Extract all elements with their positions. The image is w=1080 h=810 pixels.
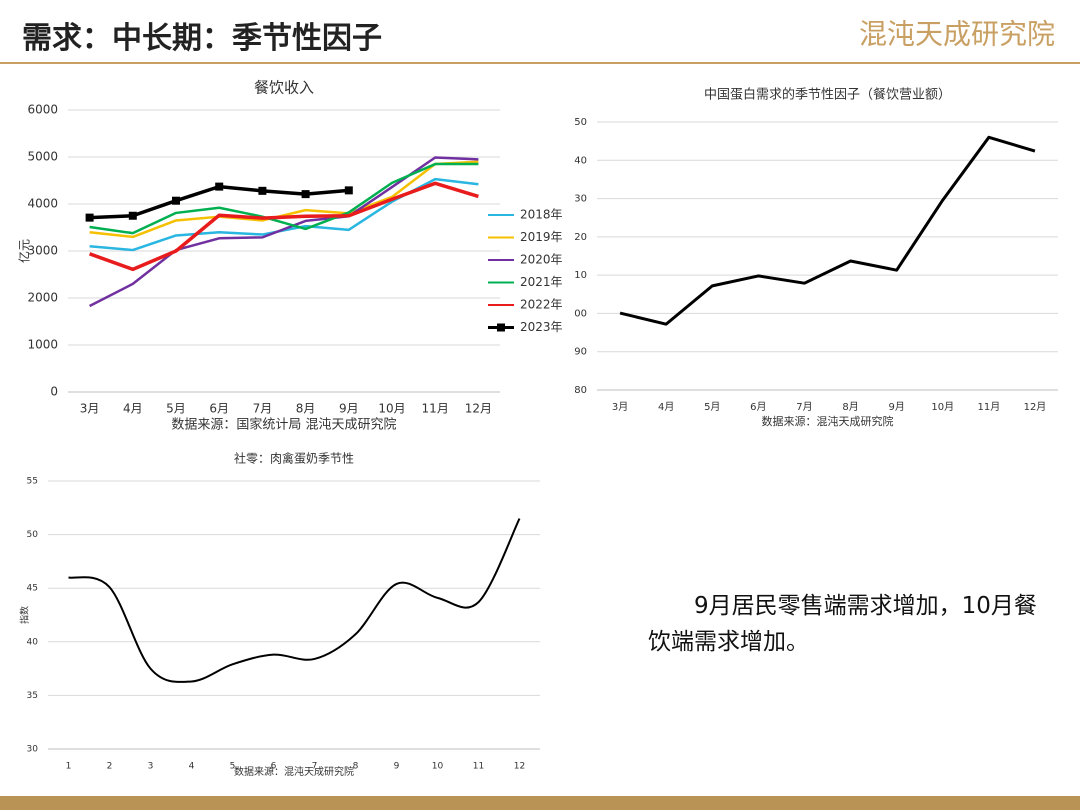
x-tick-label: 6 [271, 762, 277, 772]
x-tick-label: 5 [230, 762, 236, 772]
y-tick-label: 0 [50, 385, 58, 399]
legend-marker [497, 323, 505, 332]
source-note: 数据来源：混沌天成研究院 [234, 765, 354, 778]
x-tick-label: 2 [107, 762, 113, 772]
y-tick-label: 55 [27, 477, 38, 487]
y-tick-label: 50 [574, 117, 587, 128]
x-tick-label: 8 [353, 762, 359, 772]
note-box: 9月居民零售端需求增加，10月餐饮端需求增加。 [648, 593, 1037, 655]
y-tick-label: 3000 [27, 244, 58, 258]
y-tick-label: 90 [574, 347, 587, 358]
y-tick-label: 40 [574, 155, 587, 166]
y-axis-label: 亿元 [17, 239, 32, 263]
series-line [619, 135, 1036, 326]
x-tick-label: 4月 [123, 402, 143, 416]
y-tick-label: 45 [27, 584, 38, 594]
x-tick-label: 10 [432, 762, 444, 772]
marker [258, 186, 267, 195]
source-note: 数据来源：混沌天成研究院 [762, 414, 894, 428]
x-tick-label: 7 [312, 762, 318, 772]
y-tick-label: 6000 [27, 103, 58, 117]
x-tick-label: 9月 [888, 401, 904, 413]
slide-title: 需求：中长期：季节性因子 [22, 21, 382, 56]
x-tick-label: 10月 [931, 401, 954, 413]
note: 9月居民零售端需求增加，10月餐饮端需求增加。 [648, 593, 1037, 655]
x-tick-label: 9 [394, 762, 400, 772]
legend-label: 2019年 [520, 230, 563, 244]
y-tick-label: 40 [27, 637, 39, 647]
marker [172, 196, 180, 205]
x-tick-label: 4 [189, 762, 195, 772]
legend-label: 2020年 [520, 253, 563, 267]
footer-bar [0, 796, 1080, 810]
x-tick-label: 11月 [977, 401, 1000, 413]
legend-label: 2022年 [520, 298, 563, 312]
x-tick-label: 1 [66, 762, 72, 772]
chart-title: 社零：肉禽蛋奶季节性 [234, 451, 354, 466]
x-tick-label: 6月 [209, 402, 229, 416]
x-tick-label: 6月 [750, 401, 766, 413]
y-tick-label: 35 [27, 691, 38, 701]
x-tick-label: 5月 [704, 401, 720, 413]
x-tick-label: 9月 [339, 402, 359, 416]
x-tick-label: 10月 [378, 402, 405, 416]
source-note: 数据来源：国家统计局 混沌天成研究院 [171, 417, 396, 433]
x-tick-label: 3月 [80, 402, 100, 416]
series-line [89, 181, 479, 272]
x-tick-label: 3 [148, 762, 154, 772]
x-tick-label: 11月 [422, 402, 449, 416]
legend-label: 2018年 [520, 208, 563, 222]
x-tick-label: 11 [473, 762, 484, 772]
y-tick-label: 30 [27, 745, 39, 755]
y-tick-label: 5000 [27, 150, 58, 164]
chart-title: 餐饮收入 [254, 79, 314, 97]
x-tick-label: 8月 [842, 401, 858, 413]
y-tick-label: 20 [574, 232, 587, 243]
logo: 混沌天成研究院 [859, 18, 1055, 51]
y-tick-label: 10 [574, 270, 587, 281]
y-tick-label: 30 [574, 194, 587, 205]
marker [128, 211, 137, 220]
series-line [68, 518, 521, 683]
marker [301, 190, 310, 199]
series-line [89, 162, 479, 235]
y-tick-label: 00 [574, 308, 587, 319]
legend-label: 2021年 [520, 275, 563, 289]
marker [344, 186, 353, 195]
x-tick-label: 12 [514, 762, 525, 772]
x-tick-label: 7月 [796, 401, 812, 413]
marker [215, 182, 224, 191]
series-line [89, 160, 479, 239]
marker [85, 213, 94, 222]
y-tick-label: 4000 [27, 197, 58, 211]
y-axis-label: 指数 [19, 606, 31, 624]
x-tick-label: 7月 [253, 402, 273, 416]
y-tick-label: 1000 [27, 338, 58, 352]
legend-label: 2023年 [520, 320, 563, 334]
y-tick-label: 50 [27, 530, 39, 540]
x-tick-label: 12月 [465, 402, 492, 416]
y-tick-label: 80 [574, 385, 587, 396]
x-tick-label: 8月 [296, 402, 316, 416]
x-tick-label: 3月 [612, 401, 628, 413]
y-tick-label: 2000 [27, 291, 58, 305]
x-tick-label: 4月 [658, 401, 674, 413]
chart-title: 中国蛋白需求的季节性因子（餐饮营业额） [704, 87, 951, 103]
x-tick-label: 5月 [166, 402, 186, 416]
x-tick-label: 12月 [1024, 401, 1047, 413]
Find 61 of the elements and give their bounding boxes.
● ● ● ● ● ● ●
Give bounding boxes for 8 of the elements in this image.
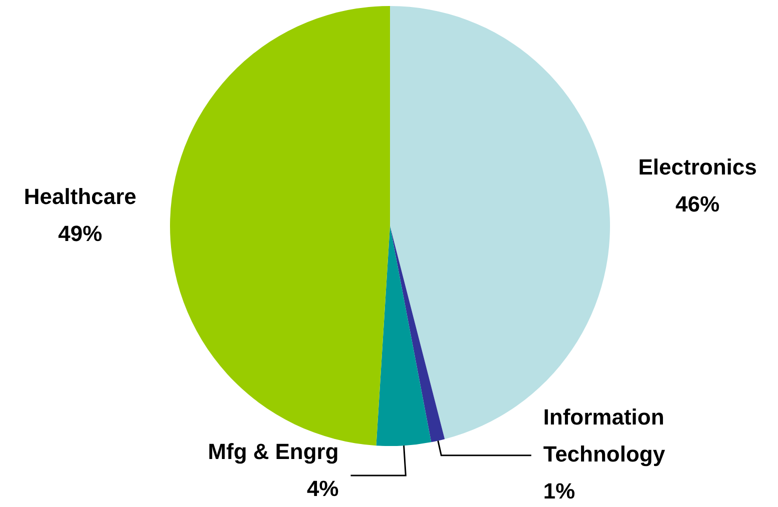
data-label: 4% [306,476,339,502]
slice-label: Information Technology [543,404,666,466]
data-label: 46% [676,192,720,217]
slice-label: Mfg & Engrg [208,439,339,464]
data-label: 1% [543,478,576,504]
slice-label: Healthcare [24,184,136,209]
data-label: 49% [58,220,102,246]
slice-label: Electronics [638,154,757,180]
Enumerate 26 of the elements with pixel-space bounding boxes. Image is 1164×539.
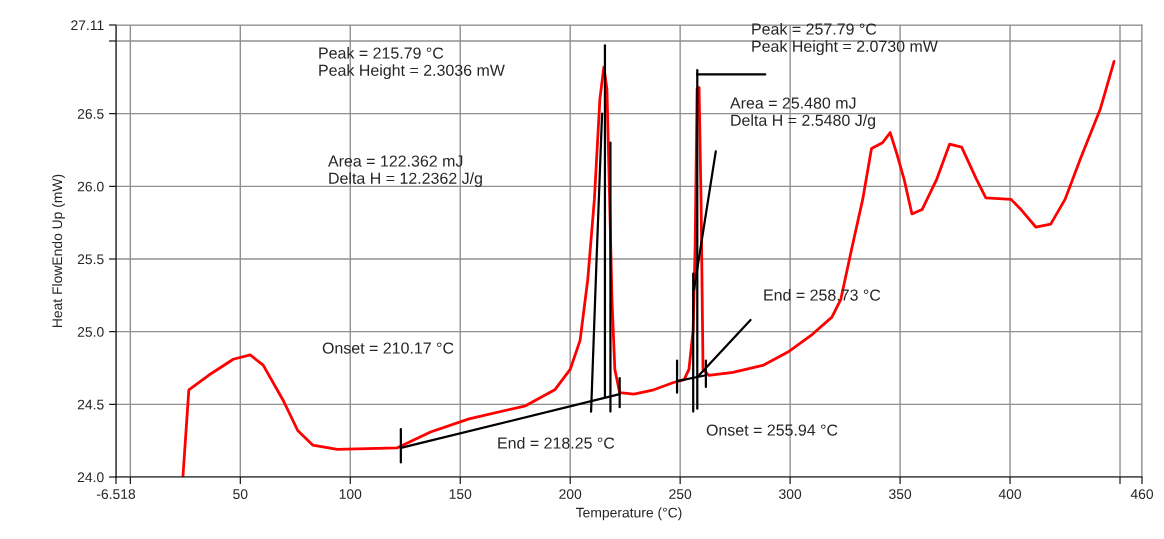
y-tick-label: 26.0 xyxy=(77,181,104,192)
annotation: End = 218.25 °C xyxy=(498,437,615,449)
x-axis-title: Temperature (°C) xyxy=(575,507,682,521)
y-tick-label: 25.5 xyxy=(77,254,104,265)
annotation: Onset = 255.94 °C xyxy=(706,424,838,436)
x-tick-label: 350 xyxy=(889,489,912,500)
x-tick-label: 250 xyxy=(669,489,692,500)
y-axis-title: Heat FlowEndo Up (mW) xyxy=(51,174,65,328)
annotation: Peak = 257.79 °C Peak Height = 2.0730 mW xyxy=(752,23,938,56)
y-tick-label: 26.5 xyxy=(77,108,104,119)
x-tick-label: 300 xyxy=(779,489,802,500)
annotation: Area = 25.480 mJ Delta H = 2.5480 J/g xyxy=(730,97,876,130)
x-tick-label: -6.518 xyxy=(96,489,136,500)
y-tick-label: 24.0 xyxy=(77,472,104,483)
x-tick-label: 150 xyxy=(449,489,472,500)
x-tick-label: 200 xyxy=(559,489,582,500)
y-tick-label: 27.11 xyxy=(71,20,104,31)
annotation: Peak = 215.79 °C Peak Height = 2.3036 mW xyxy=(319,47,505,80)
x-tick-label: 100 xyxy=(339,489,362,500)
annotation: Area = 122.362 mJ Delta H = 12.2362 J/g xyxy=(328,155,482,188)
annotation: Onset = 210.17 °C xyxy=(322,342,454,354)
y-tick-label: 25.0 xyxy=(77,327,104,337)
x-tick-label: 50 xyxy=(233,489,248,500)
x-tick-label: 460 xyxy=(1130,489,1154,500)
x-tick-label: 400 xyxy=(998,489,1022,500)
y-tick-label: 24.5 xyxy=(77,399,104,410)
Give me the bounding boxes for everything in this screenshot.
● ● ● ● ● ● ●
● **TASK BRIEF**
Turn the items from the line with "x-tick-label: 6 [271, 762, 277, 772]" up to and including the line with "y-tick-label: 40 [574, 155, 587, 166]" into a numbered list, leaving out any blank lines.

● **THE REPLY**
1. x-tick-label: 6 [271, 762, 277, 772]
2. x-tick-label: 5 [230, 762, 236, 772]
3. y-tick-label: 0 [50, 385, 58, 399]
4. legend-marker [497, 323, 505, 332]
5. source-note: 数据来源：混沌天成研究院 [234, 765, 354, 778]
6. x-tick-label: 2 [107, 762, 113, 772]
7. y-tick-label: 55 [27, 477, 38, 487]
8. y-tick-label: 50 [574, 117, 587, 128]
9. x-tick-label: 8 [353, 762, 359, 772]
10. note-box: 9月居民零售端需求增加，10月餐饮端需求增加。 [648, 593, 1037, 655]
11. y-tick-label: 3000 [27, 244, 58, 258]
12. y-tick-label: 90 [574, 347, 587, 358]
13. y-tick-label: 40 [574, 155, 587, 166]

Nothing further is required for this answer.